> Material for this exercise:

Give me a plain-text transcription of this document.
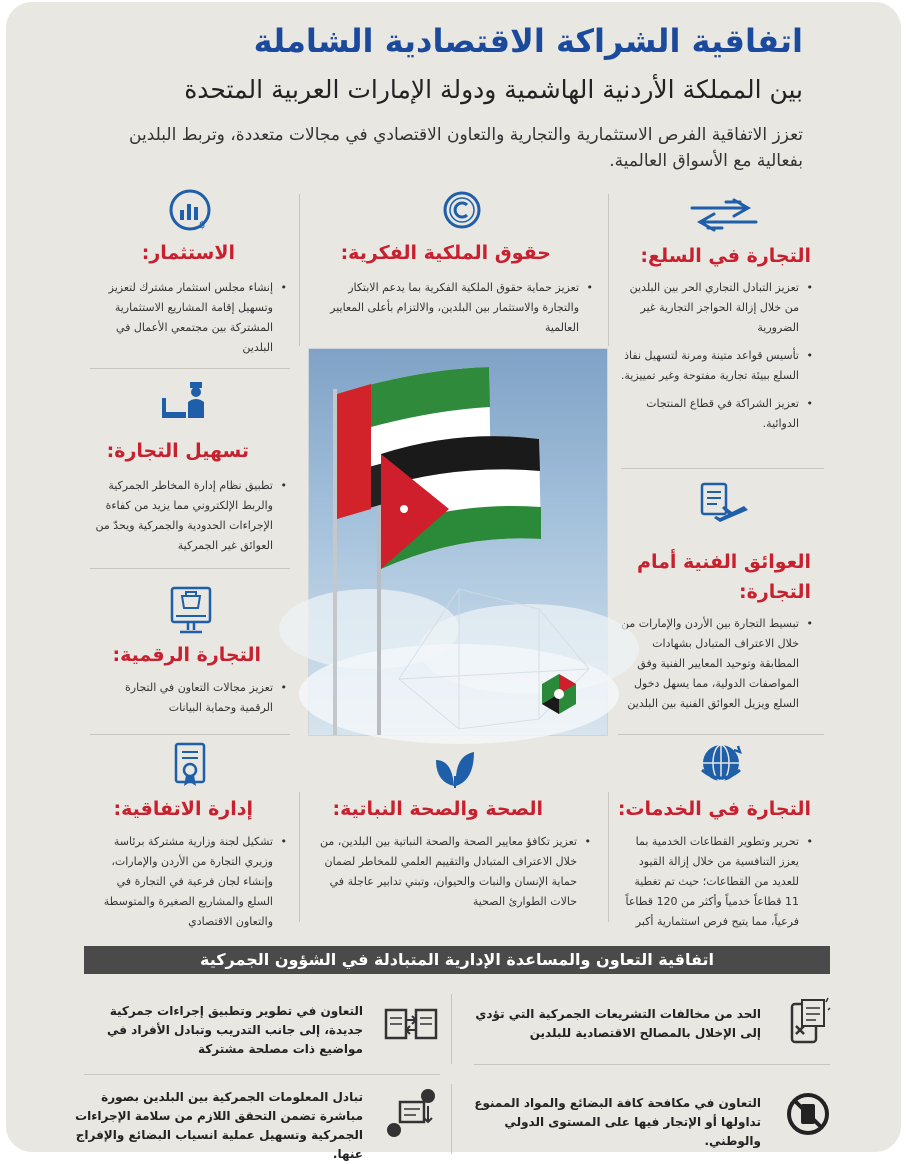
اتفاقية الشراكة الاقتصادية الشاملة
بين المملكة الأردنية الهاشمية ودولة الإمارات العربية المتحدة
تعزز الاتفاقية الفرص الاستثمارية والتجارية والتعاون الاقتصادي في مجالات متعددة، وتربط البلدين بفعالية مع الأسواق العالمية.
التجارة في السلع:
• تعزيز التبادل التجاري الحر بين البلدين من خلال إزالة الحواجز التجارية غير الضرورية
• تأسيس قواعد متينة ومرنة لتسهيل نفاذ السلع ببيئة تجارية مفتوحة وغير تمييزية.
• تعزيز الشراكة في قطاع المنتجات الدوائية.
حقوق الملكية الفكرية:
• تعزيز حماية حقوق الملكية الفكرية بما يدعم الابتكار والتجارة والاستثمار بين البلدين، والالتزام بأعلى المعايير العالمية
$
الاستثمار:
• إنشاء مجلس استثمار مشترك لتعزيز وتسهيل إقامة المشاريع الاستثمارية المشتركة بين مجتمعي الأعمال في البلدين
تسهيل التجارة:
• تطبيق نظام إدارة المخاطر الجمركية والربط الإلكتروني مما يزيد من كفاءة الإجراءات الحدودية والجمركية ويحدّ من العوائق غير الجمركية
العوائق الفنية أمام التجارة:
• تبسيط التجارة بين الأردن والإمارات من خلال الاعتراف المتبادل بشهادات المطابقة وتوحيد المعايير الفنية وفق المواصفات الدولية، مما يسهل دخول السلع ويزيل العوائق الفنية بين البلدين
التجارة الرقمية:
• تعزيز مجالات التعاون في التجارة الرقمية وحماية البيانات
التجارة في الخدمات:
• تحرير وتطوير القطاعات الخدمية بما يعزز التنافسية من خلال إزالة القيود للعديد من القطاعات؛ حيث تم تغطية 11 قطاعاً خدمياً وأكثر من 120 قطاعاً فرعياً، مما يتيح فرص استثمارية أكبر
الصحة والصحة النباتية:
• تعزيز تكافؤ معايير الصحة والصحة النباتية بين البلدين، من خلال الاعتراف المتبادل والتقييم العلمي للمخاطر لضمان حماية الإنسان والنبات والحيوان، وتبني تدابير عاجلة في حالات الطوارئ الصحية
إدارة الاتفاقية:
• تشكيل لجنة وزارية مشتركة برئاسة وزيري التجارة من الأردن والإمارات، وإنشاء لجان فرعية في التجارة في السلع والمشاريع الصغيرة والمتوسطة والتعاون الاقتصادي
اتفاقية التعاون والمساعدة الإدارية المتبادلة في الشؤون الجمركية
الحد من مخالفات التشريعات الجمركية التي تؤدي إلى الإخلال بالمصالح الاقتصادية للبلدين
التعاون في تطوير وتطبيق إجراءات جمركية جديدة، إلى جانب التدريب وتبادل الأفراد في مواضيع ذات مصلحة مشتركة
التعاون في مكافحة كافة البضائع والمواد الممنوع تداولها أو الإتجار فيها على المستوى الدولي والوطني.
تبادل المعلومات الجمركية بين البلدين بصورة مباشرة تضمن التحقق اللازم من سلامة الإجراءات الجمركية وتسهيل عملية انسياب البضائع والإفراج عنها.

> What to work on: Make a word-for-word copy of the entries, without any pictures.

> Result of the task:
Give me a plain-text transcription of this document.
اتفاقية الشراكة الاقتصادية الشاملة
بين المملكة الأردنية الهاشمية ودولة الإمارات العربية المتحدة
تعزز الاتفاقية الفرص الاستثمارية والتجارية والتعاون الاقتصادي في مجالات متعددة، وتربط البلدين بفعالية مع الأسواق العالمية.
التجارة في السلع:
• تعزيز التبادل التجاري الحر بين البلدين من خلال إزالة الحواجز التجارية غير الضرورية
• تأسيس قواعد متينة ومرنة لتسهيل نفاذ السلع ببيئة تجارية مفتوحة وغير تمييزية.
• تعزيز الشراكة في قطاع المنتجات الدوائية.
حقوق الملكية الفكرية:
• تعزيز حماية حقوق الملكية الفكرية بما يدعم الابتكار والتجارة والاستثمار بين البلدين، والالتزام بأعلى المعايير العالمية
$
الاستثمار:
• إنشاء مجلس استثمار مشترك لتعزيز وتسهيل إقامة المشاريع الاستثمارية المشتركة بين مجتمعي الأعمال في البلدين
تسهيل التجارة:
• تطبيق نظام إدارة المخاطر الجمركية والربط الإلكتروني مما يزيد من كفاءة الإجراءات الحدودية والجمركية ويحدّ من العوائق غير الجمركية
العوائق الفنية أمام التجارة:
• تبسيط التجارة بين الأردن والإمارات من خلال الاعتراف المتبادل بشهادات المطابقة وتوحيد المعايير الفنية وفق المواصفات الدولية، مما يسهل دخول السلع ويزيل العوائق الفنية بين البلدين
التجارة الرقمية:
• تعزيز مجالات التعاون في التجارة الرقمية وحماية البيانات
التجارة في الخدمات:
• تحرير وتطوير القطاعات الخدمية بما يعزز التنافسية من خلال إزالة القيود للعديد من القطاعات؛ حيث تم تغطية 11 قطاعاً خدمياً وأكثر من 120 قطاعاً فرعياً، مما يتيح فرص استثمارية أكبر
الصحة والصحة النباتية:
• تعزيز تكافؤ معايير الصحة والصحة النباتية بين البلدين، من خلال الاعتراف المتبادل والتقييم العلمي للمخاطر لضمان حماية الإنسان والنبات والحيوان، وتبني تدابير عاجلة في حالات الطوارئ الصحية
إدارة الاتفاقية:
• تشكيل لجنة وزارية مشتركة برئاسة وزيري التجارة من الأردن والإمارات، وإنشاء لجان فرعية في التجارة في السلع والمشاريع الصغيرة والمتوسطة والتعاون الاقتصادي
اتفاقية التعاون والمساعدة الإدارية المتبادلة في الشؤون الجمركية
الحد من مخالفات التشريعات الجمركية التي تؤدي إلى الإخلال بالمصالح الاقتصادية للبلدين
التعاون في تطوير وتطبيق إجراءات جمركية جديدة، إلى جانب التدريب وتبادل الأفراد في مواضيع ذات مصلحة مشتركة
التعاون في مكافحة كافة البضائع والمواد الممنوع تداولها أو الإتجار فيها على المستوى الدولي والوطني.
تبادل المعلومات الجمركية بين البلدين بصورة مباشرة تضمن التحقق اللازم من سلامة الإجراءات الجمركية وتسهيل عملية انسياب البضائع والإفراج عنها.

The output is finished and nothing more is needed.